[Source records]
********
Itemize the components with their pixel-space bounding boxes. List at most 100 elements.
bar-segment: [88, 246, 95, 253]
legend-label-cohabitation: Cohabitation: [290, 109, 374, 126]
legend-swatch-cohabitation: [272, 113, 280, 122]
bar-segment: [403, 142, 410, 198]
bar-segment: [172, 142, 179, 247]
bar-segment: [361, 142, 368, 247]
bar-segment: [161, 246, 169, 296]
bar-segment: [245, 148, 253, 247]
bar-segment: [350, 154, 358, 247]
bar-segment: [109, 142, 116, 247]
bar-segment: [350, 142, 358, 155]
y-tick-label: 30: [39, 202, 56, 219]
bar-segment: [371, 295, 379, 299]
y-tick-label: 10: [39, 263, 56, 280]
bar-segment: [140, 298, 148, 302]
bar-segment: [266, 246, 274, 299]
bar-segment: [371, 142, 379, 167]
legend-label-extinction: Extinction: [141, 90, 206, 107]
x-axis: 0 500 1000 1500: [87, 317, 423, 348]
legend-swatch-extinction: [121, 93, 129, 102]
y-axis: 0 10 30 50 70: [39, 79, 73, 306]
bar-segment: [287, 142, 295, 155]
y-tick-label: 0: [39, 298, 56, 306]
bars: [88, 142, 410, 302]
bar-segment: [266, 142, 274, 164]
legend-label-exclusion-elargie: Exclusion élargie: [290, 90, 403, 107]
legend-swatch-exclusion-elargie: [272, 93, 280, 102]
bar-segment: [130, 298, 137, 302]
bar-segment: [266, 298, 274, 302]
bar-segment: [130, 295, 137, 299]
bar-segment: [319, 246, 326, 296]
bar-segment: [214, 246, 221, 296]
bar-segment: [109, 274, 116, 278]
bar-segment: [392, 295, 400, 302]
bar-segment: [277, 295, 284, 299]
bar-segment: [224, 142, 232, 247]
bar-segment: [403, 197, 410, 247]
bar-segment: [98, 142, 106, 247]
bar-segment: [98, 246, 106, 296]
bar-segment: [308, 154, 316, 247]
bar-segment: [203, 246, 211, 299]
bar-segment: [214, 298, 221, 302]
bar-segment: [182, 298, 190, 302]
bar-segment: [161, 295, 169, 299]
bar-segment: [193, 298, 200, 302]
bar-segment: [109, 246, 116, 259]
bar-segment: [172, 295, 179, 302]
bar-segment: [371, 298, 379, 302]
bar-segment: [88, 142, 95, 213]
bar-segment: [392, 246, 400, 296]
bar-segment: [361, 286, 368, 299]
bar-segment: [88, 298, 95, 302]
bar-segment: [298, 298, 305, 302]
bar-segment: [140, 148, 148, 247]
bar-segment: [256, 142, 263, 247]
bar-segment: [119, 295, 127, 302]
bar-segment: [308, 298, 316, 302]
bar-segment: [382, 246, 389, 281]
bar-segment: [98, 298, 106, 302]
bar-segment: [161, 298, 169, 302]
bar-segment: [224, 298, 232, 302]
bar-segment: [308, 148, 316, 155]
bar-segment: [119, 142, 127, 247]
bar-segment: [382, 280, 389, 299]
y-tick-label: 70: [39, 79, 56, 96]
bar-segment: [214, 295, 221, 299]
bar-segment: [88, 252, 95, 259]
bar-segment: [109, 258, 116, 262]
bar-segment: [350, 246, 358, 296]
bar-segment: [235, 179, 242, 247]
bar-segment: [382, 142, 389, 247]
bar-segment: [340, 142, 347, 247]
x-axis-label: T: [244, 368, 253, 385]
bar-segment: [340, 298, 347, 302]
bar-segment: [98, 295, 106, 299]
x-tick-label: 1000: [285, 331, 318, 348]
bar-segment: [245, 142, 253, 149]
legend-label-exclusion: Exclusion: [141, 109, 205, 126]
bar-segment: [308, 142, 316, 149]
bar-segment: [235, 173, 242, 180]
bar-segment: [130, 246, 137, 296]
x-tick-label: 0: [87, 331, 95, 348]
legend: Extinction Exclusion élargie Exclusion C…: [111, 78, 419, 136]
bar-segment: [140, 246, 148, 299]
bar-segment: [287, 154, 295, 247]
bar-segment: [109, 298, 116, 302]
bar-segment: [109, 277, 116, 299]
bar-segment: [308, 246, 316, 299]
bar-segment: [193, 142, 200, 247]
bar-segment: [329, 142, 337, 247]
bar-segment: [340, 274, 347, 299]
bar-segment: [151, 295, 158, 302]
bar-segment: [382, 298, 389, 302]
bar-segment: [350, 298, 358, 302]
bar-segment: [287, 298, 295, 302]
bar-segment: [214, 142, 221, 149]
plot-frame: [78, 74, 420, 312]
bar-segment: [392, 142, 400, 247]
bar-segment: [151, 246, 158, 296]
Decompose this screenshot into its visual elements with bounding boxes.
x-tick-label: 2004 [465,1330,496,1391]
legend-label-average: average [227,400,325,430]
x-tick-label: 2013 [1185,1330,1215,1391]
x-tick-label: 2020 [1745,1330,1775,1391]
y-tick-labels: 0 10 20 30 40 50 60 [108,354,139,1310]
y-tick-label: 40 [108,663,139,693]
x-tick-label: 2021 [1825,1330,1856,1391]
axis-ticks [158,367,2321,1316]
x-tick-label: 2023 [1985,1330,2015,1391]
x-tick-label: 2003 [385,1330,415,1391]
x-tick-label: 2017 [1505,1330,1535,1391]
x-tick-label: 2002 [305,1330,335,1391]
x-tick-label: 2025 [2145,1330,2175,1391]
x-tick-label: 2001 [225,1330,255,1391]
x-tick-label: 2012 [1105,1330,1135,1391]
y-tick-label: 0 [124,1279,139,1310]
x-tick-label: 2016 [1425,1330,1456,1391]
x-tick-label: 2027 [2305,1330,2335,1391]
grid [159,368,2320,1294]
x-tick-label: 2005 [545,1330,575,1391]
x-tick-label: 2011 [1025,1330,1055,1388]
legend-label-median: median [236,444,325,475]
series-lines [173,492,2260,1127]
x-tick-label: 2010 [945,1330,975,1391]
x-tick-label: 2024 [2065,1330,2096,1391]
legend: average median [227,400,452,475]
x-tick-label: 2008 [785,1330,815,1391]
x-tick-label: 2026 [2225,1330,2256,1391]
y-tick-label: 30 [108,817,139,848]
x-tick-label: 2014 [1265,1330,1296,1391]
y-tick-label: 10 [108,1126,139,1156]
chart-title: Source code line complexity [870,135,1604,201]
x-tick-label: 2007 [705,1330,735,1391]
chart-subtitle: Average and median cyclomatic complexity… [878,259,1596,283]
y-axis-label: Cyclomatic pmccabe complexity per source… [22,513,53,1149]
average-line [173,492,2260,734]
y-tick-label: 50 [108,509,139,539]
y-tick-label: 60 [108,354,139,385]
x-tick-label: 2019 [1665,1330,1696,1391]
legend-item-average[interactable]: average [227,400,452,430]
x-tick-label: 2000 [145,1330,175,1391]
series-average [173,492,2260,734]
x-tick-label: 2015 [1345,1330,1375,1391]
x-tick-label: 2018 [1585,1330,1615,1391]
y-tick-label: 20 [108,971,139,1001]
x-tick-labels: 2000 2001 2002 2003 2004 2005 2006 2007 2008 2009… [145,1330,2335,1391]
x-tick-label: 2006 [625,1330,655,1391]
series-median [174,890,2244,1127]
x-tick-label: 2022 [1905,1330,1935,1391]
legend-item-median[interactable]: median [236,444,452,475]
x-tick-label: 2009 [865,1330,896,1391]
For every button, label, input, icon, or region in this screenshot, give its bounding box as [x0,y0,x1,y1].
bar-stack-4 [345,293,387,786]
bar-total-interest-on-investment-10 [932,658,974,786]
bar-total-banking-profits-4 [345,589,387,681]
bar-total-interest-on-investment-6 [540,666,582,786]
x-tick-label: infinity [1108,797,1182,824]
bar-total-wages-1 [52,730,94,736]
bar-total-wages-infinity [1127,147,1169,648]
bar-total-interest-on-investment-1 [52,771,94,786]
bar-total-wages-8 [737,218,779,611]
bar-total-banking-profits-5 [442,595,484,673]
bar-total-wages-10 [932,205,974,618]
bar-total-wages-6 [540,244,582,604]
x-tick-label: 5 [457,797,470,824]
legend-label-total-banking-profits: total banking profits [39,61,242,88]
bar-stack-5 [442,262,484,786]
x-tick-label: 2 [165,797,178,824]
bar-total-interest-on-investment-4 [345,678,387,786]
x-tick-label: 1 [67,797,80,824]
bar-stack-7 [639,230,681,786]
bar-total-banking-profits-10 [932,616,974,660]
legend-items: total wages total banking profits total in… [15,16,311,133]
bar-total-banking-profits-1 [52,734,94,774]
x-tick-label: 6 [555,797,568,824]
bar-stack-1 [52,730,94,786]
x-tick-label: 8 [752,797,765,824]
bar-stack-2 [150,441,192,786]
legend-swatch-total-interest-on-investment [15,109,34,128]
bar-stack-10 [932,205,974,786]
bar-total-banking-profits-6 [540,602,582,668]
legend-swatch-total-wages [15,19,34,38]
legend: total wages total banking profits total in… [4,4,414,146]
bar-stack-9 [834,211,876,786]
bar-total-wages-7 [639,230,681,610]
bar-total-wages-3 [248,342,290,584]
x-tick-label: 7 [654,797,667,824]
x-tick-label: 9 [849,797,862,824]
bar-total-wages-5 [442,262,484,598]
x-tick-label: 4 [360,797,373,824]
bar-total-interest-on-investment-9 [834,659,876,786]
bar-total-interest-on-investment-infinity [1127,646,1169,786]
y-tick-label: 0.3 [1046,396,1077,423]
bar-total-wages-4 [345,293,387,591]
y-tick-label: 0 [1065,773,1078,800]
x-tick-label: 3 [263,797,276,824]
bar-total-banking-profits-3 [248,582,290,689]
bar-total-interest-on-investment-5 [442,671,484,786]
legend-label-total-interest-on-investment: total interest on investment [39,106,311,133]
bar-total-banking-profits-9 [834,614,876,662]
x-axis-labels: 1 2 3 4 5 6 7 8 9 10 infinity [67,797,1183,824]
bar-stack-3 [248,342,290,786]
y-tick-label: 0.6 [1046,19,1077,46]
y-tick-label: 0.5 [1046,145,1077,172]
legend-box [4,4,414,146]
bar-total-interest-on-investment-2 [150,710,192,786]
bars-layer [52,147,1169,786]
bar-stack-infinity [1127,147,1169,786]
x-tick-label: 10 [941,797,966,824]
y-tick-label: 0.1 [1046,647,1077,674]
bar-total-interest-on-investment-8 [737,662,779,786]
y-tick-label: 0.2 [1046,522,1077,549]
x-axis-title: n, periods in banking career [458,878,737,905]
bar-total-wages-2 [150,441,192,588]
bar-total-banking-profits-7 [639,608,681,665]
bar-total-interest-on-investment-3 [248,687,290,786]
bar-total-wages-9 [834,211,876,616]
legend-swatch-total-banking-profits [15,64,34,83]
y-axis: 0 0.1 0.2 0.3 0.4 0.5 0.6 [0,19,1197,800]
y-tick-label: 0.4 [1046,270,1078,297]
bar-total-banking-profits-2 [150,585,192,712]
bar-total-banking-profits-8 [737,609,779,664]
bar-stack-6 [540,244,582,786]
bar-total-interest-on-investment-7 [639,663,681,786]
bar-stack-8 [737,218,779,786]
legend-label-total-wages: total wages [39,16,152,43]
********
= WORK INSTRUCTIONS =
Return the lines of the listing from its first line up to and including the line containing "bar-segment: [224, 298, 232, 302]", reproducing each one without any change.

= RESULT =
Itemize the components with their pixel-space bounding boxes. List at most 100 elements.
bar-segment: [88, 246, 95, 253]
legend-label-cohabitation: Cohabitation: [290, 109, 374, 126]
legend-swatch-cohabitation: [272, 113, 280, 122]
bar-segment: [403, 142, 410, 198]
bar-segment: [172, 142, 179, 247]
bar-segment: [361, 142, 368, 247]
bar-segment: [161, 246, 169, 296]
bar-segment: [245, 148, 253, 247]
bar-segment: [350, 154, 358, 247]
bar-segment: [109, 142, 116, 247]
bar-segment: [350, 142, 358, 155]
y-tick-label: 30: [39, 202, 56, 219]
bar-segment: [371, 295, 379, 299]
y-tick-label: 10: [39, 263, 56, 280]
bar-segment: [140, 298, 148, 302]
bar-segment: [266, 246, 274, 299]
bar-segment: [371, 142, 379, 167]
legend-label-extinction: Extinction: [141, 90, 206, 107]
x-axis: 0 500 1000 1500: [87, 317, 423, 348]
legend-swatch-extinction: [121, 93, 129, 102]
y-axis: 0 10 30 50 70: [39, 79, 73, 306]
bar-segment: [287, 142, 295, 155]
y-tick-label: 0: [39, 298, 56, 306]
bars: [88, 142, 410, 302]
bar-segment: [266, 142, 274, 164]
legend-label-exclusion-elargie: Exclusion élargie: [290, 90, 403, 107]
legend-swatch-exclusion-elargie: [272, 93, 280, 102]
bar-segment: [130, 298, 137, 302]
bar-segment: [266, 298, 274, 302]
bar-segment: [130, 295, 137, 299]
bar-segment: [319, 246, 326, 296]
bar-segment: [214, 246, 221, 296]
bar-segment: [109, 274, 116, 278]
bar-segment: [392, 295, 400, 302]
bar-segment: [277, 295, 284, 299]
bar-segment: [224, 142, 232, 247]
bar-segment: [403, 197, 410, 247]
bar-segment: [98, 142, 106, 247]
bar-segment: [98, 246, 106, 296]
bar-segment: [308, 154, 316, 247]
bar-segment: [203, 246, 211, 299]
bar-segment: [214, 298, 221, 302]
bar-segment: [182, 298, 190, 302]
bar-segment: [161, 295, 169, 299]
bar-segment: [193, 298, 200, 302]
bar-segment: [109, 246, 116, 259]
bar-segment: [172, 295, 179, 302]
bar-segment: [371, 298, 379, 302]
bar-segment: [88, 142, 95, 213]
bar-segment: [392, 246, 400, 296]
bar-segment: [361, 286, 368, 299]
bar-segment: [88, 298, 95, 302]
bar-segment: [298, 298, 305, 302]
bar-segment: [140, 148, 148, 247]
bar-segment: [256, 142, 263, 247]
bar-segment: [119, 295, 127, 302]
bar-segment: [308, 298, 316, 302]
bar-segment: [382, 246, 389, 281]
bar-segment: [98, 298, 106, 302]
bar-segment: [161, 298, 169, 302]
bar-segment: [224, 298, 232, 302]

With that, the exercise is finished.